■ **What is required**
From the data that follows, copy every line holding the string "والتخطيط".

■ **Items listed in a dataset**
* * * * *

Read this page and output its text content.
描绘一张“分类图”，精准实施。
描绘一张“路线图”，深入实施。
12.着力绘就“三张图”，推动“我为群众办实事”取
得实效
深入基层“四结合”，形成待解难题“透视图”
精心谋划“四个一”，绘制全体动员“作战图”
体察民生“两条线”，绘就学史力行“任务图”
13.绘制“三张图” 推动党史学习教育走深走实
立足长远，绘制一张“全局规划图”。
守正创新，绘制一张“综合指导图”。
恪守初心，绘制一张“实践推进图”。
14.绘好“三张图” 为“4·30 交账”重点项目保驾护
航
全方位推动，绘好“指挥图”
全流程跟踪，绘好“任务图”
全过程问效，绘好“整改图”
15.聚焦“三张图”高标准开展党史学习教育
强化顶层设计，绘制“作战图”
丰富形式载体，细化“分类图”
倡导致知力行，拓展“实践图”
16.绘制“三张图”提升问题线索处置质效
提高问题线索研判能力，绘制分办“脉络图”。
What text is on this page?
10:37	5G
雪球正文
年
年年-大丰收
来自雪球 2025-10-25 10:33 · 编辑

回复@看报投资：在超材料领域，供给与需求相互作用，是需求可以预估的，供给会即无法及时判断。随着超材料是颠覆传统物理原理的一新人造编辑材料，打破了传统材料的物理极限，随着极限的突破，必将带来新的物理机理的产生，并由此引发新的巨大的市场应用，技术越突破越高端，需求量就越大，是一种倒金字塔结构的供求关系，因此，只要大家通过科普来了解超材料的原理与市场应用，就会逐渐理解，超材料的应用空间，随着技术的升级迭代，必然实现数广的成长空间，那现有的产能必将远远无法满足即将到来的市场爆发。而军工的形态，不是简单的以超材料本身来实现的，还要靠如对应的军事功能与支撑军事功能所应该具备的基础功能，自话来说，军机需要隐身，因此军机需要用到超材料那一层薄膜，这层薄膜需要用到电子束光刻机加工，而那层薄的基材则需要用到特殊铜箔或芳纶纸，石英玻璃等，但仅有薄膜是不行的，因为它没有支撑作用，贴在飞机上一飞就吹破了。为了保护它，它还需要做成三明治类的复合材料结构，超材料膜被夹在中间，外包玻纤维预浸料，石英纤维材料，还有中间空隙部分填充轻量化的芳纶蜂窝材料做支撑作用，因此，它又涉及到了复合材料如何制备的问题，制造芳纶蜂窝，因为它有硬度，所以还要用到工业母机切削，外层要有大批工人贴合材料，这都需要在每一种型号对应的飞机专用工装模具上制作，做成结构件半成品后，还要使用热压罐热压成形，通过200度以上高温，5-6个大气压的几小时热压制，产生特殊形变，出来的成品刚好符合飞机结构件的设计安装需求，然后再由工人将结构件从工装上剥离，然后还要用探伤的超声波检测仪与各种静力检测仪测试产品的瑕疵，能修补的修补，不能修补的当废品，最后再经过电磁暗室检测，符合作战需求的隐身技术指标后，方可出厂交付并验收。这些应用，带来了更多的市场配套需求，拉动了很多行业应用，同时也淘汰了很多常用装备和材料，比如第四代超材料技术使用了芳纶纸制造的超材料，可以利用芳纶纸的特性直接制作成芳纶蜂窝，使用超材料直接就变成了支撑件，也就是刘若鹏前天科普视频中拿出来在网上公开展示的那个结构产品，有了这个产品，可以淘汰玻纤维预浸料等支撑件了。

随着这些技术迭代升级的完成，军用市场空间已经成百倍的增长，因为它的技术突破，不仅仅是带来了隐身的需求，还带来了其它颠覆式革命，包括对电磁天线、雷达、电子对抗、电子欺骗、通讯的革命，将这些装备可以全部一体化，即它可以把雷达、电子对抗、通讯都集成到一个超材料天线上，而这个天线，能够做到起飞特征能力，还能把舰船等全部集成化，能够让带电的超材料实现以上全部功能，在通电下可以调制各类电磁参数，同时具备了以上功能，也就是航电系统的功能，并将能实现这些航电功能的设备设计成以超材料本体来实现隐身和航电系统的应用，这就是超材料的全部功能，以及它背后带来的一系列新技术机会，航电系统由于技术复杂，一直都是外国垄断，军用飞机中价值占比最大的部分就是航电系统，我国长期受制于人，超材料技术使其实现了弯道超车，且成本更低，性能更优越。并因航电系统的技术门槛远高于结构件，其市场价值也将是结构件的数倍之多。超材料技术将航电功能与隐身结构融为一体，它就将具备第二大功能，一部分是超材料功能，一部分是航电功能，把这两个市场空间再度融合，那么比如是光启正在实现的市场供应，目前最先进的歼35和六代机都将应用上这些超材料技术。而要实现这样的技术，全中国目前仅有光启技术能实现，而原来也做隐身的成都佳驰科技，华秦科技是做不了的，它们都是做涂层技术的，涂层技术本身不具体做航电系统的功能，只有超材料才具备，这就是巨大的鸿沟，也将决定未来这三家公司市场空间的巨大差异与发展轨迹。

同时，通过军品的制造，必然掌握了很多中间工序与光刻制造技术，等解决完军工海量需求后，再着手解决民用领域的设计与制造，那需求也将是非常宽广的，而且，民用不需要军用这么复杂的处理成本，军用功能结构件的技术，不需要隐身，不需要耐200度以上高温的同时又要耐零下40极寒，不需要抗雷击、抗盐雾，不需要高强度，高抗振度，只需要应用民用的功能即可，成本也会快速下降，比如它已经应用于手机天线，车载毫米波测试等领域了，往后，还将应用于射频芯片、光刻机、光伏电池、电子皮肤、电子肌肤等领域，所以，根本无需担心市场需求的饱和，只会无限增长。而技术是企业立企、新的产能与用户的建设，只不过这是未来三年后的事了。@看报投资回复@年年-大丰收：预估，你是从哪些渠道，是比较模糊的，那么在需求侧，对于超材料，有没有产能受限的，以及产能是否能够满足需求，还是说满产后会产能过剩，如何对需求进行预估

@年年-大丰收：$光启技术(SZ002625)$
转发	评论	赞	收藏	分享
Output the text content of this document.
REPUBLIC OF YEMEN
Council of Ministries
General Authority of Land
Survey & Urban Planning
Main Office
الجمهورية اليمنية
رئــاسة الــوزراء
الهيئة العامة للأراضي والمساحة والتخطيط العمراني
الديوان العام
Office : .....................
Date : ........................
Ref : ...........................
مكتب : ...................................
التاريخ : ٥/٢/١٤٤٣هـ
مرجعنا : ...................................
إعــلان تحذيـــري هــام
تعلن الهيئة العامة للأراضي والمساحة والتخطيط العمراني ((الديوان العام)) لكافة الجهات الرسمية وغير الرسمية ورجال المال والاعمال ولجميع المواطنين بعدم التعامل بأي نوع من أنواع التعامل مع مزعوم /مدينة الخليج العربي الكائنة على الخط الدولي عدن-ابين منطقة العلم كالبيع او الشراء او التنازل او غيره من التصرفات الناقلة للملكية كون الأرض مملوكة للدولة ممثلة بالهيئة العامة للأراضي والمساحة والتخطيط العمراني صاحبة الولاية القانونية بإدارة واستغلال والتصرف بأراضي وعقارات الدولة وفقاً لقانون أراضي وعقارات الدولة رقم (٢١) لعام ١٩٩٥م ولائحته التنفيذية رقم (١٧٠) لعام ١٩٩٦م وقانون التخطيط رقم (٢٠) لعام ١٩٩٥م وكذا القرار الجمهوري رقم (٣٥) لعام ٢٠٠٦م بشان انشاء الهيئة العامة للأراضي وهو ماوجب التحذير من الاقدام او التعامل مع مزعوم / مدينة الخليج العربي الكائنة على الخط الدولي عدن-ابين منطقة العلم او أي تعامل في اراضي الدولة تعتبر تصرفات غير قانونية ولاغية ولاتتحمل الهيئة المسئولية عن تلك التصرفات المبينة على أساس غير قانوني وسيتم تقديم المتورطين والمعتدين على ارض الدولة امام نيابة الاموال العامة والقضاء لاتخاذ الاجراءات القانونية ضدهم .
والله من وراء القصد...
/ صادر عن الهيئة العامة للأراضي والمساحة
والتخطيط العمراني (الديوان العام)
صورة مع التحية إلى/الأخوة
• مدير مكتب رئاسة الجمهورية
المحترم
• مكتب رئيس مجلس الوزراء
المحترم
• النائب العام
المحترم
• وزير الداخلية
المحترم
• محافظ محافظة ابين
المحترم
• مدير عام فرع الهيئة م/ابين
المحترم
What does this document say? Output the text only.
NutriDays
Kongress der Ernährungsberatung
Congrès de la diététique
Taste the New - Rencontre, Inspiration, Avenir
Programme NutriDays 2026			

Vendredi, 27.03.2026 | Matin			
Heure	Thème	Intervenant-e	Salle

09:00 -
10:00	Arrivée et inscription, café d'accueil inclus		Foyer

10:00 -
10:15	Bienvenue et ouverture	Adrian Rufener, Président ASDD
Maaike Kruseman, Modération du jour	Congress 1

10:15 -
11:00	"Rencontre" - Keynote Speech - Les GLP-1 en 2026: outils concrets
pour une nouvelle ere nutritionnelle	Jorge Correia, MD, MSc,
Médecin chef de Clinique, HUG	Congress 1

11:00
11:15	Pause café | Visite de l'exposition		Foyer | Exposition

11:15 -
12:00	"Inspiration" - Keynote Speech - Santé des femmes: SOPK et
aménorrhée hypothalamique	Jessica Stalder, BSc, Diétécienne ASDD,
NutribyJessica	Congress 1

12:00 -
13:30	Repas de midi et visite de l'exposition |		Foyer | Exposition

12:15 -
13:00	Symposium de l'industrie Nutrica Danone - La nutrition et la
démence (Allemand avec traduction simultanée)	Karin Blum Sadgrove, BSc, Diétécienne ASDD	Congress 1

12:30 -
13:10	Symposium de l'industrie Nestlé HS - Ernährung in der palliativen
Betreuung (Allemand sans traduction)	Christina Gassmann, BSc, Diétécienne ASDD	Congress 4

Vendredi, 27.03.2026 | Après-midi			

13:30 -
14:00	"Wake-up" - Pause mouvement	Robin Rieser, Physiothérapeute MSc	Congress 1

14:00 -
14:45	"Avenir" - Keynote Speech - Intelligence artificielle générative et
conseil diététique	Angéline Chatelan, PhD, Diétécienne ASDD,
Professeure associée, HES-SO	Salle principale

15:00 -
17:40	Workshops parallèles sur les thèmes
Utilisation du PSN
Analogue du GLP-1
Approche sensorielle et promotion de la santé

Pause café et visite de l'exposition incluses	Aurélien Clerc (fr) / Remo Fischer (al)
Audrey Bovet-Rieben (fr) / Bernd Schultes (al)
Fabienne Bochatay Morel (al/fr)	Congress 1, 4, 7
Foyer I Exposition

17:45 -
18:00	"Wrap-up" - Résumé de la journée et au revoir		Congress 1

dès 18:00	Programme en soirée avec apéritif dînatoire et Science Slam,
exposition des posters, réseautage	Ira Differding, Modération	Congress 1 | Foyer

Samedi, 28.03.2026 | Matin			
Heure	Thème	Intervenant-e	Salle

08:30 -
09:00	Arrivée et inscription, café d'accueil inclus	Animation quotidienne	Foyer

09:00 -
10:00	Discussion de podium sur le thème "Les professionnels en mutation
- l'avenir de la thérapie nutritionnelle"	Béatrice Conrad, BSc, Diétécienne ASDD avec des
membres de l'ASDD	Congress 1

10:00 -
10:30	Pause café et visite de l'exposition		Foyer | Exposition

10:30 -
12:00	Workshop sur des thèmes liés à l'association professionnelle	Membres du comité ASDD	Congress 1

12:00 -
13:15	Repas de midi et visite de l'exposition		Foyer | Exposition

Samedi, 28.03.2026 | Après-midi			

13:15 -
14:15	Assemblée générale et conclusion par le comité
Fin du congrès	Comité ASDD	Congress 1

* * * * *

■ **Reply to the exercise**
الهيئة العامة للأراضي والمساحة والتخطيط العمراني
تعلن الهيئة العامة للأراضي والمساحة والتخطيط العمراني ((الديوان العام)) لكافة الجهات الرسمية وغير الرسمية ورجال المال والاعمال ولجميع المواطنين بعدم التعامل بأي نوع من أنواع التعامل مع مزعوم /مدينة الخليج العربي الكائنة على الخط الدولي عدن-ابين منطقة العلم كالبيع او الشراء او التنازل او غيره من التصرفات الناقلة للملكية كون الأرض مملوكة للدولة ممثلة بالهيئة العامة للأراضي والمساحة والتخطيط العمراني صاحبة الولاية القانونية بإدارة واستغلال والتصرف بأراضي وعقارات الدولة وفقاً لقانون أراضي وعقارات الدولة رقم (٢١) لعام ١٩٩٥م ولائحته التنفيذية رقم (١٧٠) لعام ١٩٩٦م وقانون التخطيط رقم (٢٠) لعام ١٩٩٥م وكذا القرار الجمهوري رقم (٣٥) لعام ٢٠٠٦م بشان انشاء الهيئة العامة للأراضي وهو ماوجب التحذير من الاقدام او التعامل مع مزعوم / مدينة الخليج العربي الكائنة على الخط الدولي عدن-ابين منطقة العلم او أي تعامل في اراضي الدولة تعتبر تصرفات غير قانونية ولاغية ولاتتحمل الهيئة المسئولية عن تلك التصرفات المبينة على أساس غير قانوني وسيتم تقديم المتورطين والمعتدين على ارض الدولة امام نيابة الاموال العامة والقضاء لاتخاذ الاجراءات القانونية ضدهم .
والتخطيط العمراني (الديوان العام)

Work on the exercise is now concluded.